Text excerpt
◆ ◆ ◆

Image-based Navigation in Real-World Environments via Multiple Mid-level Representations: Fusion Models Benchmark and Efficient Evaluation

Overview

Image-based Navigation in Real-World Environments via Multiple Mid-level Representations: Fusion Models Benchmark and Efficient Evaluation

This repository hosts the code related to the paper:

Marco Rosano, Antonino Furnari, Luigi Gulino, Corrado Santoro and Giovanni Maria Farinella, "Image-based Navigation in Real-World Environments via Multiple Mid-level Representations: Fusion Models Benchmark and Efficient Evaluation". Submitted to "Robotics and Autonomous Systems" (RAS), 2022.

For more details please see the project web page at https://iplab.dmi.unict.it/EmbodiedVN.

Overview

This code is built on top of the Habitat-api/Habitat-lab project. Please see the Habitat project page for more details.

This repository provides the following components:

  1. The implementation of the proposed tool, integrated with Habitat, to train visual navigation models on synthetic observations and test them on realistic episodes containing real-world images. This allows the estimation of real-world performance, avoiding the physical deployment of the robotic agent;

  2. The official PyTorch implementation of the proposed visual navigation models, which follow different strategies to combine a range of visual mid-level representations

  3. the synthetic 3D model of the proposed environment, acquired using the Matterport 3D scanner and used to perform the navigation episodes at train and test time;

  4. the photorealistic 3D model that contains real-world images of the proposed environment, labeled with their pose (X, Z, Angle). The sparse 3D reconstruction was performed using the COLMAP Structure from Motion tool, to then be aligned with the Matterport virtual 3D map.

◆ ◆ ◆

Given entries
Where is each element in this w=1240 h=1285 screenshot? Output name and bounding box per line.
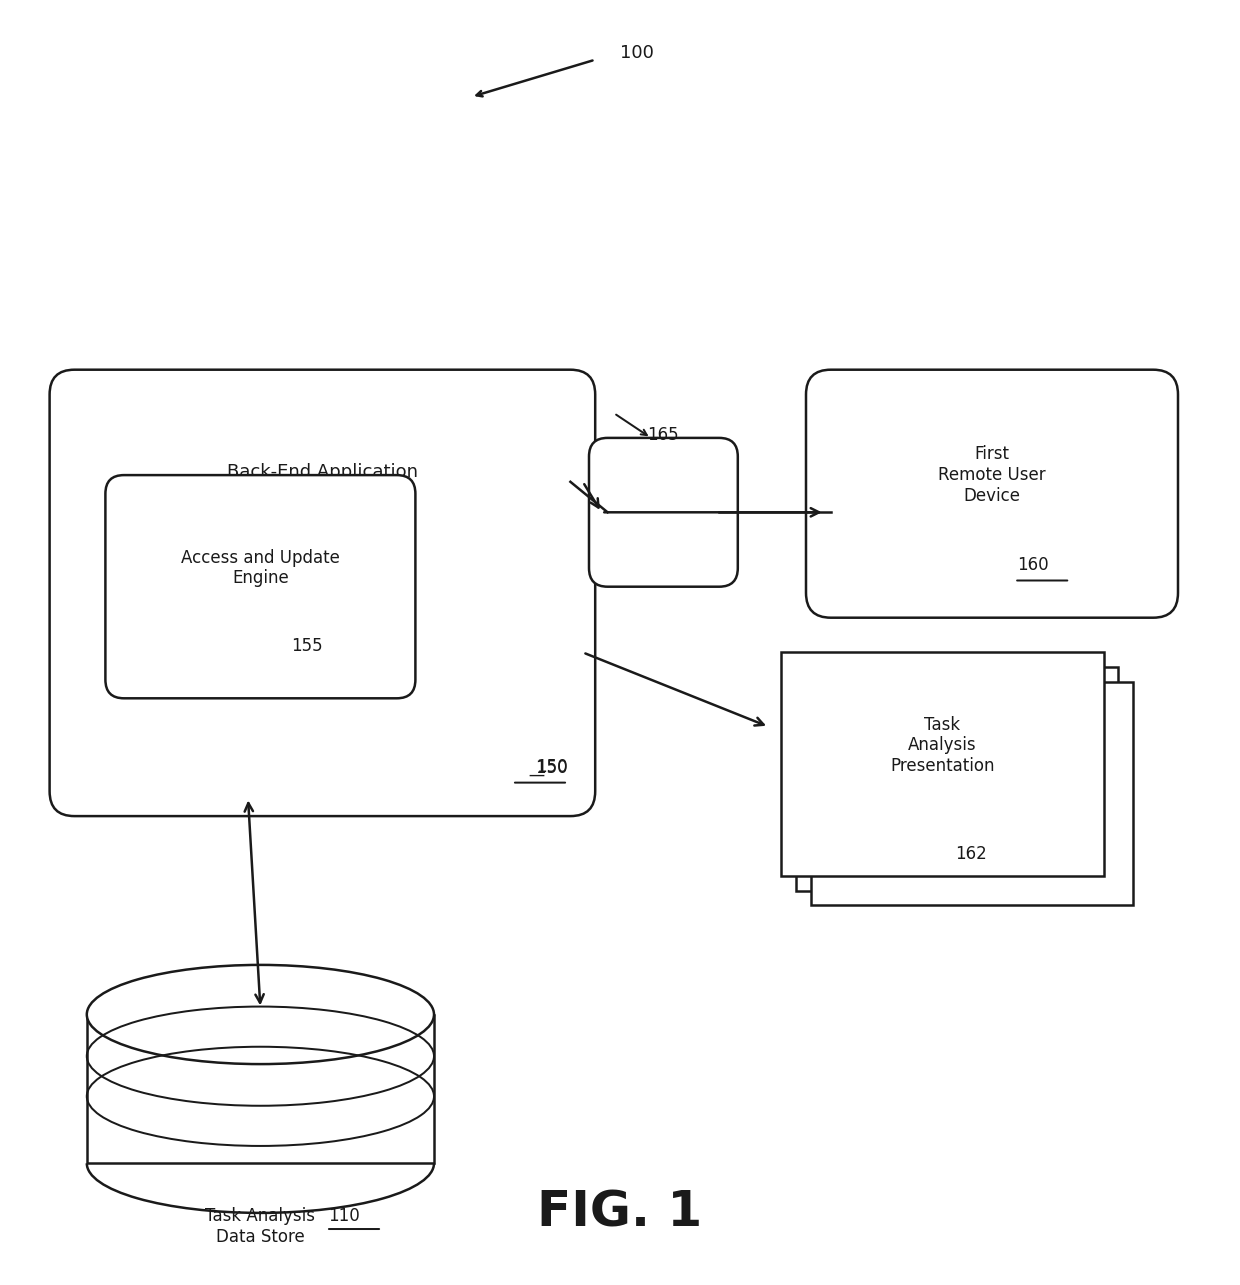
Ellipse shape (87, 965, 434, 1064)
Text: Task
Analysis
Presentation: Task Analysis Presentation (890, 716, 994, 775)
Text: 110: 110 (329, 1207, 361, 1225)
FancyBboxPatch shape (105, 475, 415, 698)
Bar (87, 1014, 434, 1163)
Text: 162: 162 (955, 846, 987, 864)
Text: Access and Update
Engine: Access and Update Engine (181, 549, 340, 587)
Text: 100: 100 (620, 45, 653, 63)
Text: Task Analysis
Data Store: Task Analysis Data Store (206, 1207, 315, 1245)
Text: 150: 150 (536, 758, 568, 776)
FancyBboxPatch shape (806, 370, 1178, 618)
FancyBboxPatch shape (589, 438, 738, 587)
Text: First
Remote User
Device: First Remote User Device (939, 446, 1045, 505)
FancyBboxPatch shape (50, 370, 595, 816)
Text: FIG. 1: FIG. 1 (537, 1189, 703, 1237)
FancyBboxPatch shape (781, 653, 1104, 875)
Text: 155: 155 (291, 637, 324, 655)
Text: 165: 165 (647, 427, 680, 445)
FancyBboxPatch shape (796, 667, 1118, 891)
Text: Back-End Application
Computer Server: Back-End Application Computer Server (227, 463, 418, 501)
Text: 160: 160 (1017, 556, 1049, 574)
FancyBboxPatch shape (811, 682, 1133, 906)
Text: ͟150: ͟150 (536, 758, 568, 776)
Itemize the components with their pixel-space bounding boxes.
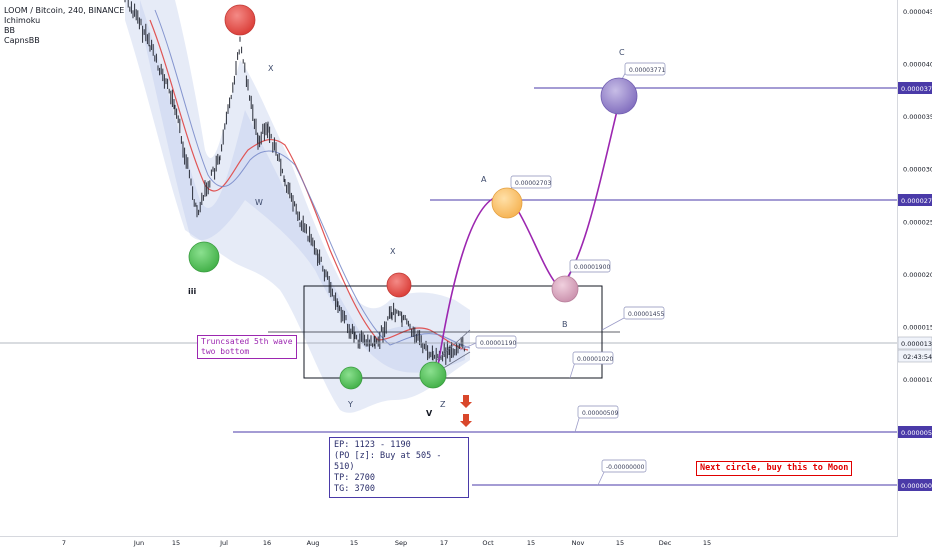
callout-zero: -0.00000000 bbox=[606, 464, 645, 471]
down-arrow-icon bbox=[460, 395, 472, 427]
time-tick-label: 15 bbox=[527, 539, 535, 547]
time-tick-label: 15 bbox=[703, 539, 711, 547]
time-tick-label: 15 bbox=[172, 539, 180, 547]
price-tick-label: 0.00004000 bbox=[903, 61, 932, 69]
wave-label-iii: iii bbox=[188, 287, 196, 296]
price-tick-label: 0.00003000 bbox=[903, 166, 932, 174]
badge-current-price: 0.00001340 bbox=[901, 340, 932, 348]
symbol-title[interactable]: LOOM / Bitcoin, 240, BINANCE bbox=[4, 6, 125, 15]
wave-z-trend bbox=[436, 329, 471, 361]
time-tick-label: 7 bbox=[62, 539, 66, 547]
badge-2709: 0.00002709 bbox=[901, 197, 932, 205]
callout-3771: 0.00003771 bbox=[629, 67, 665, 74]
time-axis-separator bbox=[0, 536, 897, 537]
price-tick-label: 0.00003500 bbox=[903, 113, 932, 121]
callout-1455: 0.00001455 bbox=[628, 311, 664, 318]
circle-orange-a bbox=[491, 187, 523, 219]
time-tick-label: 15 bbox=[616, 539, 624, 547]
price-tick-label: 0.00001500 bbox=[903, 323, 932, 331]
truncated-note-line1: Truncsated 5th wave bbox=[201, 337, 293, 346]
callout-1900: 0.00001900 bbox=[574, 264, 610, 271]
callout-1020: 0.00001020 bbox=[577, 356, 613, 363]
time-tick-label: 15 bbox=[350, 539, 358, 547]
trade-plan-ep: EP: 1123 - 1190 bbox=[334, 440, 411, 450]
wave-label-a: A bbox=[481, 175, 487, 184]
wave-label-x2: X bbox=[390, 247, 396, 256]
time-tick-label: 17 bbox=[440, 539, 448, 547]
circle-green-iii bbox=[188, 241, 220, 273]
price-tick-label: 0.00004500 bbox=[903, 8, 932, 16]
price-tick-label: 0.00002500 bbox=[903, 218, 932, 226]
wave-labels: iii X W X Y V Z A B C bbox=[188, 48, 625, 418]
wave-label-y: Y bbox=[347, 400, 353, 409]
wave-label-w: W bbox=[255, 198, 263, 207]
indicator-ichimoku[interactable]: Ichimoku bbox=[4, 16, 41, 25]
circle-green-z bbox=[419, 361, 447, 389]
badge-0511: 0.00000511 bbox=[901, 429, 932, 437]
callout-0509: 0.00000509 bbox=[582, 410, 618, 417]
circle-pink-b bbox=[551, 275, 579, 303]
trade-plan-note: EP: 1123 - 1190 (PO [z]: Buy at 505 - 51… bbox=[329, 437, 469, 498]
price-tick-label: 0.00001000 bbox=[903, 376, 932, 384]
wave-label-x1: X bbox=[268, 64, 274, 73]
projection-wave-path bbox=[436, 86, 627, 373]
circle-red-top bbox=[224, 4, 256, 36]
wave-label-z: Z bbox=[440, 400, 446, 409]
wave-label-b: B bbox=[562, 320, 568, 329]
wave-label-v: V bbox=[426, 409, 433, 418]
callout-1190: 0.00001190 bbox=[480, 340, 516, 347]
time-tick-label: Dec bbox=[659, 539, 672, 547]
trade-plan-tp: TP: 2700 bbox=[334, 473, 375, 483]
time-tick-label: Jun bbox=[133, 539, 144, 547]
bollinger-band bbox=[140, 0, 465, 373]
circle-violet-c bbox=[600, 77, 638, 115]
circle-green-y bbox=[339, 366, 363, 390]
time-tick-label: Oct bbox=[482, 539, 494, 547]
circle-red-x bbox=[386, 272, 412, 298]
candlestick-series bbox=[124, 0, 465, 365]
ichimoku-cloud bbox=[125, 0, 470, 413]
wave-label-c: C bbox=[619, 48, 625, 57]
moon-note: Next circle, buy this to Moon bbox=[696, 461, 853, 476]
truncated-wave-note: Truncsated 5th wave two bottom bbox=[197, 335, 297, 359]
indicator-capnsbb[interactable]: CapnsBB bbox=[4, 36, 40, 45]
badge-3766: 0.00003766 bbox=[901, 85, 932, 93]
trade-plan-po: (PO [z]: Buy at 505 - 510) bbox=[334, 451, 442, 472]
time-tick-label: Nov bbox=[572, 539, 585, 547]
callout-connectors bbox=[459, 69, 628, 486]
truncated-note-line2: two bottom bbox=[201, 347, 250, 356]
time-tick-label: 16 bbox=[263, 539, 271, 547]
callout-2703: 0.00002703 bbox=[515, 180, 551, 187]
ma-blue-line bbox=[154, 9, 471, 349]
price-tick-label: 0.00002000 bbox=[903, 271, 932, 279]
trade-plan-tg: TG: 3700 bbox=[334, 484, 375, 494]
indicator-bb[interactable]: BB bbox=[4, 26, 15, 35]
time-tick-label: Sep bbox=[395, 539, 407, 547]
time-tick-label: Aug bbox=[307, 539, 320, 547]
badge-countdown: 02:43:54 bbox=[903, 353, 932, 361]
time-tick-label: Jul bbox=[219, 539, 228, 547]
price-axis-separator bbox=[897, 0, 898, 537]
badge-0011: 0.00000011 bbox=[901, 482, 932, 490]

◆ ◆ ◆

What you will do
- A) According to the repository overview, which tool performed the sparse 3D reconstruction?
- B) Please recast the lines of the records as a Markdown table with the columns "Row" and "Line," leaving out blank lines. Begin with the line containing "Ellipse shape (87, 965, 434, 1064)" and continue through the line containing "Itemize the components".

Answers for the tasks
- A) The COLMAP Structure from Motion tool.

- B)
| Row | Line |
|---|---|
| 1 | Ellipse shape (87, 965, 434, 1064) |
| 2 | Text: Task |
| 3 | Analysis |
| 4 | Presentation: Task Analysis Presentation (890, 716, 994, 775) |
| 5 | Text: 110: 110 (329, 1207, 361, 1225) |
| 6 | FancyBboxPatch shape (105, 475, 415, 698) |
| 7 | Bar (87, 1014, 434, 1163) |
| 8 | Text: 162: 162 (955, 846, 987, 864) |
| 9 | Text: Access and Update |
| 10 | Engine: Access and Update Engine (181, 549, 340, 587) |
| 11 | Text: 100: 100 (620, 45, 653, 63) |
| 12 | Text: Task Analysis |
| 13 | Data Store: Task Analysis Data Store (206, 1207, 315, 1245) |
| 14 | Text: 150: 150 (536, 758, 568, 776) |
| 15 | FancyBboxPatch shape (806, 370, 1178, 618) |
| 16 | FancyBboxPatch shape (589, 438, 738, 587) |
| 17 | Text: First |
| 18 | Remote User |
| 19 | Device: First Remote User Device (939, 446, 1045, 505) |
| 20 | FancyBboxPatch shape (50, 370, 595, 816) |
| 21 | Text: FIG. 1: FIG. 1 (537, 1189, 703, 1237) |
| 22 | FancyBboxPatch shape (781, 653, 1104, 875) |
| 23 | Text: 155: 155 (291, 637, 324, 655) |
| 24 | Text: 165: 165 (647, 427, 680, 445) |
| 25 | FancyBboxPatch shape (796, 667, 1118, 891) |
| 26 | Text: Back-End Application |
| 27 | Computer Server: Back-End Application Computer Server (227, 463, 418, 501) |
| 28 | Text: 160: 160 (1017, 556, 1049, 574) |
| 29 | FancyBboxPatch shape (811, 682, 1133, 906) |
| 30 | Text: ͟150: ͟150 (536, 758, 568, 776) |
| 31 | Itemize the components with their pixel-space bounding boxes. |